◆ **WORK INSTRUCTIONS**: In the entries below, find the line containing "What does this". Copy it and all lines after it, exactly, through the end.

◆ **SUPPLIED RECORDS**:
------------------------------
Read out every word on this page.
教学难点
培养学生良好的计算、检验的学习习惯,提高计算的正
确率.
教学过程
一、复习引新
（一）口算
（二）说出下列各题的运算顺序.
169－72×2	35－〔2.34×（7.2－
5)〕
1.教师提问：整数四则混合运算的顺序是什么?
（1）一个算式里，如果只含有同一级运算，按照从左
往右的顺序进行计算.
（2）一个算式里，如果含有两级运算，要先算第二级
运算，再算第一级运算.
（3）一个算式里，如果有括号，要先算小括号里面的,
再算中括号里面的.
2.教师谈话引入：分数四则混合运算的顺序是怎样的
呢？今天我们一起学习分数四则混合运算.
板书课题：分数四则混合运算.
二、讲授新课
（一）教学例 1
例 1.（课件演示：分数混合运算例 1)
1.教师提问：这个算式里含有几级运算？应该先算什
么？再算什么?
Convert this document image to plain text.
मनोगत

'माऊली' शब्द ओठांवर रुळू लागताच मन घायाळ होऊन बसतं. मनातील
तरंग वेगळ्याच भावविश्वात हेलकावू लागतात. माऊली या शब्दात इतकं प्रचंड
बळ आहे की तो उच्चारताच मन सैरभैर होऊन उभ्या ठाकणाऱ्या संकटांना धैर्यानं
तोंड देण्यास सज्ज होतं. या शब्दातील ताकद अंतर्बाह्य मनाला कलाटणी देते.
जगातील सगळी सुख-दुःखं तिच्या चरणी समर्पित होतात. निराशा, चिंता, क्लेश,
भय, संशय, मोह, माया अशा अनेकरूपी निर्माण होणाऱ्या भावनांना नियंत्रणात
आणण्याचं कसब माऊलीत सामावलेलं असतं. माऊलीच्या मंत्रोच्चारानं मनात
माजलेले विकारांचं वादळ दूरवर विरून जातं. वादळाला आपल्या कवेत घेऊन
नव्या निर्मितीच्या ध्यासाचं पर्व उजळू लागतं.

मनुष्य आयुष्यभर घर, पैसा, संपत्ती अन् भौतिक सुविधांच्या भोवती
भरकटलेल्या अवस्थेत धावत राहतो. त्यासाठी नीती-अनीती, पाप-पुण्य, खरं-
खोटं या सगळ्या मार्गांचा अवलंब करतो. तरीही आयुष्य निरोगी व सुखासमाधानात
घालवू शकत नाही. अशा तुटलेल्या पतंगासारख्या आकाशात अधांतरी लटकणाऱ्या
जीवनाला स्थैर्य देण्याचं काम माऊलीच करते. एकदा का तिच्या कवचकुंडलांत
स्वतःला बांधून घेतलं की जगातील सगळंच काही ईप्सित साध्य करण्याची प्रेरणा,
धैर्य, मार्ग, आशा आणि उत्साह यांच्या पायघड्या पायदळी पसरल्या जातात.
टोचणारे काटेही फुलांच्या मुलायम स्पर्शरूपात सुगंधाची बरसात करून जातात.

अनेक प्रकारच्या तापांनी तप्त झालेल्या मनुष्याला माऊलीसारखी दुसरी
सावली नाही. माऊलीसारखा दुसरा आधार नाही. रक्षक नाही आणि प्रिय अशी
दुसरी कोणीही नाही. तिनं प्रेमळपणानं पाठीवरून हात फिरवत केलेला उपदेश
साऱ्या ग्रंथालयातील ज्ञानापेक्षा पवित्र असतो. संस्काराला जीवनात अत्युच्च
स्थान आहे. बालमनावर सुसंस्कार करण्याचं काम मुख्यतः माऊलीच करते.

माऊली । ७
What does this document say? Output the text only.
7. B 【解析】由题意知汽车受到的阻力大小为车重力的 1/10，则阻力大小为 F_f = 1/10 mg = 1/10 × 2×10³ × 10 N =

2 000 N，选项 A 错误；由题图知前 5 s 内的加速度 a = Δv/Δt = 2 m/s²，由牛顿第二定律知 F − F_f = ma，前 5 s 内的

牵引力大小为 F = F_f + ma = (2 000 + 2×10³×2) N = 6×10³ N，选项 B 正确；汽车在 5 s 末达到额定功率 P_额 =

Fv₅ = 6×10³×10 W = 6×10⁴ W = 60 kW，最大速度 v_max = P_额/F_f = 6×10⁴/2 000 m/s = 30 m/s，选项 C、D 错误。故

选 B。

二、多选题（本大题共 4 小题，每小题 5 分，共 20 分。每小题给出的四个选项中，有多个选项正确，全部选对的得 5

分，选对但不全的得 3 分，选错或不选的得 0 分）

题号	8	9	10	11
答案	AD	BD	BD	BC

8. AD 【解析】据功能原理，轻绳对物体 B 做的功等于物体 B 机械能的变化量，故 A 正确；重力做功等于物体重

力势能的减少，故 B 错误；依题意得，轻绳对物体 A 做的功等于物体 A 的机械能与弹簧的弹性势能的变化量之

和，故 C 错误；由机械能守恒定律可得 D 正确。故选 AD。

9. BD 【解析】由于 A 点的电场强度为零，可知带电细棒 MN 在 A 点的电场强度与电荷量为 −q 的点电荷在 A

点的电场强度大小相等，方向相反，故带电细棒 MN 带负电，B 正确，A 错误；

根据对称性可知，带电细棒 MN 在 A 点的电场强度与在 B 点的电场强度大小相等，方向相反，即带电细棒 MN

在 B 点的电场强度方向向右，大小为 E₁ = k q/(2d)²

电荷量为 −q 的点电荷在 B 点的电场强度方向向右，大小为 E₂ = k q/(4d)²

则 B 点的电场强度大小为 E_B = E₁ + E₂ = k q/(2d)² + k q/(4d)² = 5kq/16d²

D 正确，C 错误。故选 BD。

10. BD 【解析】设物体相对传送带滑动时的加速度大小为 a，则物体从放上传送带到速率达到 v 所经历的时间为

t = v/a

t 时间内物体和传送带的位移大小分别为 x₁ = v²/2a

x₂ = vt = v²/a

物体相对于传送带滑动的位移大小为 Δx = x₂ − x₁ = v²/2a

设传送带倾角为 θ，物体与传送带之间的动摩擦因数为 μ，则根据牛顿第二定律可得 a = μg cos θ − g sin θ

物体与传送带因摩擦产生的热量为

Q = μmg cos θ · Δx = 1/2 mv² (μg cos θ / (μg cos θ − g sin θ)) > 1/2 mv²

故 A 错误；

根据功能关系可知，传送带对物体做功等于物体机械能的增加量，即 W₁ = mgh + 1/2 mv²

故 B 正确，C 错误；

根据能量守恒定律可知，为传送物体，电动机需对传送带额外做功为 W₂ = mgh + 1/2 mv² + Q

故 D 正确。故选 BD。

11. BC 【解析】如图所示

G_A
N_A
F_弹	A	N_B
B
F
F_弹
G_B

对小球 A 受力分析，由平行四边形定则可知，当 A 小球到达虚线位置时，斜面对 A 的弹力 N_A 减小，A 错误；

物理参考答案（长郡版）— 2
------------------------------
◆ **COMPLETE OUTPUT**:
What does this document say? Output the text only.
7. B 【解析】由题意知汽车受到的阻力大小为车重力的 1/10，则阻力大小为 F_f = 1/10 mg = 1/10 × 2×10³ × 10 N =

2 000 N，选项 A 错误；由题图知前 5 s 内的加速度 a = Δv/Δt = 2 m/s²，由牛顿第二定律知 F − F_f = ma，前 5 s 内的

牵引力大小为 F = F_f + ma = (2 000 + 2×10³×2) N = 6×10³ N，选项 B 正确；汽车在 5 s 末达到额定功率 P_额 =

Fv₅ = 6×10³×10 W = 6×10⁴ W = 60 kW，最大速度 v_max = P_额/F_f = 6×10⁴/2 000 m/s = 30 m/s，选项 C、D 错误。故

选 B。

二、多选题（本大题共 4 小题，每小题 5 分，共 20 分。每小题给出的四个选项中，有多个选项正确，全部选对的得 5

分，选对但不全的得 3 分，选错或不选的得 0 分）

题号	8	9	10	11
答案	AD	BD	BD	BC

8. AD 【解析】据功能原理，轻绳对物体 B 做的功等于物体 B 机械能的变化量，故 A 正确；重力做功等于物体重

力势能的减少，故 B 错误；依题意得，轻绳对物体 A 做的功等于物体 A 的机械能与弹簧的弹性势能的变化量之

和，故 C 错误；由机械能守恒定律可得 D 正确。故选 AD。

9. BD 【解析】由于 A 点的电场强度为零，可知带电细棒 MN 在 A 点的电场强度与电荷量为 −q 的点电荷在 A

点的电场强度大小相等，方向相反，故带电细棒 MN 带负电，B 正确，A 错误；

根据对称性可知，带电细棒 MN 在 A 点的电场强度与在 B 点的电场强度大小相等，方向相反，即带电细棒 MN

在 B 点的电场强度方向向右，大小为 E₁ = k q/(2d)²

电荷量为 −q 的点电荷在 B 点的电场强度方向向右，大小为 E₂ = k q/(4d)²

则 B 点的电场强度大小为 E_B = E₁ + E₂ = k q/(2d)² + k q/(4d)² = 5kq/16d²

D 正确，C 错误。故选 BD。

10. BD 【解析】设物体相对传送带滑动时的加速度大小为 a，则物体从放上传送带到速率达到 v 所经历的时间为

t = v/a

t 时间内物体和传送带的位移大小分别为 x₁ = v²/2a

x₂ = vt = v²/a

物体相对于传送带滑动的位移大小为 Δx = x₂ − x₁ = v²/2a

设传送带倾角为 θ，物体与传送带之间的动摩擦因数为 μ，则根据牛顿第二定律可得 a = μg cos θ − g sin θ

物体与传送带因摩擦产生的热量为

Q = μmg cos θ · Δx = 1/2 mv² (μg cos θ / (μg cos θ − g sin θ)) > 1/2 mv²

故 A 错误；

根据功能关系可知，传送带对物体做功等于物体机械能的增加量，即 W₁ = mgh + 1/2 mv²

故 B 正确，C 错误；

根据能量守恒定律可知，为传送物体，电动机需对传送带额外做功为 W₂ = mgh + 1/2 mv² + Q

故 D 正确。故选 BD。

11. BC 【解析】如图所示

G_A
N_A
F_弹	A	N_B
B
F
F_弹
G_B

对小球 A 受力分析，由平行四边形定则可知，当 A 小球到达虚线位置时，斜面对 A 的弹力 N_A 减小，A 错误；

物理参考答案（长郡版）— 2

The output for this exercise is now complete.